**Exercise details**. From the passage outlining Mr Turnbull's comments, extract verbatim the portion that opens with the words containing "Mr Turnbull's comments" and closes with "support in principle.".
=== Document passage ===
Mr Turnbull's comments

An overview of Mr Turnbull's arguments (slightly reordered).
  • For being a monopoly, which the Coalition don't support in principle.
    • "... denies the dynamic, creative forces which only competition can deliver. A monopoly is always likely to be complacent – there is nothing to stir it to innovate, to improve its efficiency."
    • (on monopolies) "... then there would be only one sub-sea cable connecting Australia to the rest of the world, or at least only one company providing those services."
  • Denigrates without reason or evidence "(their) sheer incompetence and inability to deliver such a huge project in a timely manner."
  • States without targets or historical reference that "thousands of Australians are waiting far too long for broadband upgrades."
  • Raises an important change-over issue that "Australians in greenfield housing estates have no wireline telecommunications at all" (QLD, WA)
  • Criticises the logic of "‘fibre to the node’ ... would not result in the structural separation of Telstra from its retail business which is a key policy objective of the NBN (and one we broadly agree with)."
=== Data rows ===
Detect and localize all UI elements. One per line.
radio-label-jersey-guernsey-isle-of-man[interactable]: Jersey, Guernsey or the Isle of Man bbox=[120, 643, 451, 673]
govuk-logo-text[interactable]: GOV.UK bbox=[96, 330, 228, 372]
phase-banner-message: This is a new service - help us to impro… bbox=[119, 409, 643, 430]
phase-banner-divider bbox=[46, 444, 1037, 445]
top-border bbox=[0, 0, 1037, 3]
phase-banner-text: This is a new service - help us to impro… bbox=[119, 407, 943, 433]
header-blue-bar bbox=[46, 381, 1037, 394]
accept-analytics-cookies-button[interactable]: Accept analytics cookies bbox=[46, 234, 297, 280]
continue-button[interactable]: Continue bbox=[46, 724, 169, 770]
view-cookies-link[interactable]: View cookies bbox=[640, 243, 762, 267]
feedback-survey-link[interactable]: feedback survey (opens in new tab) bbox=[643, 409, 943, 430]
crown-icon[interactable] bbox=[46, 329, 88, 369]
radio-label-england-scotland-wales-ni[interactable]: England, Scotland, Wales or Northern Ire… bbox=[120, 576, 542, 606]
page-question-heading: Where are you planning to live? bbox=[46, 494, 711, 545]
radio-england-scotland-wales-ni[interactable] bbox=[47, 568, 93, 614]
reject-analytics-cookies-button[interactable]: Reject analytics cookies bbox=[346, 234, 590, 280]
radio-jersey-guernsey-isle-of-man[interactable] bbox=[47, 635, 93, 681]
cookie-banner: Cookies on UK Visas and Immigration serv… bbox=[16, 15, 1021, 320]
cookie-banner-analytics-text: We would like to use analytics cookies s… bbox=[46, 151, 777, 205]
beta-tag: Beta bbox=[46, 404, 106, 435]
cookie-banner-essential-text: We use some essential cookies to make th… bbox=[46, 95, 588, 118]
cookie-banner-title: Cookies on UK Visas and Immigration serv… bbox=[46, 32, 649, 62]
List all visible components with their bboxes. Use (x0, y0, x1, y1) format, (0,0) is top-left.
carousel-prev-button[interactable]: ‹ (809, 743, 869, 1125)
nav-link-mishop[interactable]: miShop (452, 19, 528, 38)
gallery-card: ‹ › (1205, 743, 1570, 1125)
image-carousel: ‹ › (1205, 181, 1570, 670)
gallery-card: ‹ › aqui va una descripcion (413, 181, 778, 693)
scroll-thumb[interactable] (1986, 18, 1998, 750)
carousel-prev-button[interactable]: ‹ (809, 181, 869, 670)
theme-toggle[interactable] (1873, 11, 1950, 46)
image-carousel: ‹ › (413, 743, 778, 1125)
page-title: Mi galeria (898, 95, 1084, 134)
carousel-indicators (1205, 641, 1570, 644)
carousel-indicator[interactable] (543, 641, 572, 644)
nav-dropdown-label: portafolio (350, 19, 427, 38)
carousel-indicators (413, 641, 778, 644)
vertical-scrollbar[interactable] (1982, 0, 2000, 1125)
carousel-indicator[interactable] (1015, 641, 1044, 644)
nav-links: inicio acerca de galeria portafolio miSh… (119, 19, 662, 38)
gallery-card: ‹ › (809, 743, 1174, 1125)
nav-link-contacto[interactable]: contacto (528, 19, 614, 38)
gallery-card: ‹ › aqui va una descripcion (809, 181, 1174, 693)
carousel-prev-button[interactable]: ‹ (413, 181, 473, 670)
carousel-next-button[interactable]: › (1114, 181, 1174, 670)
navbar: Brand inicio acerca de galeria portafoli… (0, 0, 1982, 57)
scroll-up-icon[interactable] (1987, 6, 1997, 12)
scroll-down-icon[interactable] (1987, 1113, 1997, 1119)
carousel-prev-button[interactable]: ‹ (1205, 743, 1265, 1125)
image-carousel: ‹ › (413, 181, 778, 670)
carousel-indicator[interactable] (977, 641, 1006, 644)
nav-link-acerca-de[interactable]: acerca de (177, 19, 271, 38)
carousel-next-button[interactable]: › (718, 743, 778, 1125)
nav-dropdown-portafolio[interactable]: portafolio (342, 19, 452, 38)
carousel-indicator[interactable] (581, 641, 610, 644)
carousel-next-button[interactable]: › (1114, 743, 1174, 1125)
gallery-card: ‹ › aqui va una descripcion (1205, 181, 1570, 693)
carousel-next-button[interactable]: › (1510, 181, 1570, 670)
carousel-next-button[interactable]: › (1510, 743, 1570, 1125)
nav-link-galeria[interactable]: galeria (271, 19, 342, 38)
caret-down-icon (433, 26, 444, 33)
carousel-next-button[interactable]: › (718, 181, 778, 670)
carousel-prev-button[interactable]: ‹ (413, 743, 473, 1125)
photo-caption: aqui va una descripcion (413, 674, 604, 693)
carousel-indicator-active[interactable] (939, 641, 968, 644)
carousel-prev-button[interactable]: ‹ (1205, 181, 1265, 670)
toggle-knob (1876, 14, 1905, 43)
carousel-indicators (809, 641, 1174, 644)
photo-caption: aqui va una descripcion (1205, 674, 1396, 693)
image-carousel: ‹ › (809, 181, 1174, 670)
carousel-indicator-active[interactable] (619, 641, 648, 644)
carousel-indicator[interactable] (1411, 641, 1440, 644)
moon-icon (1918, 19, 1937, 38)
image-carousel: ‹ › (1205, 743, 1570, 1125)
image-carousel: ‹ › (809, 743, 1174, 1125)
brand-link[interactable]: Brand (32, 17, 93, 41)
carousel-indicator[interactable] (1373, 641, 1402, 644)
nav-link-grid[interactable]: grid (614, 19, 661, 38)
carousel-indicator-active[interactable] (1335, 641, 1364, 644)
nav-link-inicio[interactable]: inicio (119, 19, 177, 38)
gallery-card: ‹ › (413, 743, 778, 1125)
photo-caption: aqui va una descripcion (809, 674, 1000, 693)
===
**Exercise result**.
Mr Turnbull's comments

An overview of Mr Turnbull's arguments (slightly reordered).
  • For being a monopoly, which the Coalition don't support in principle.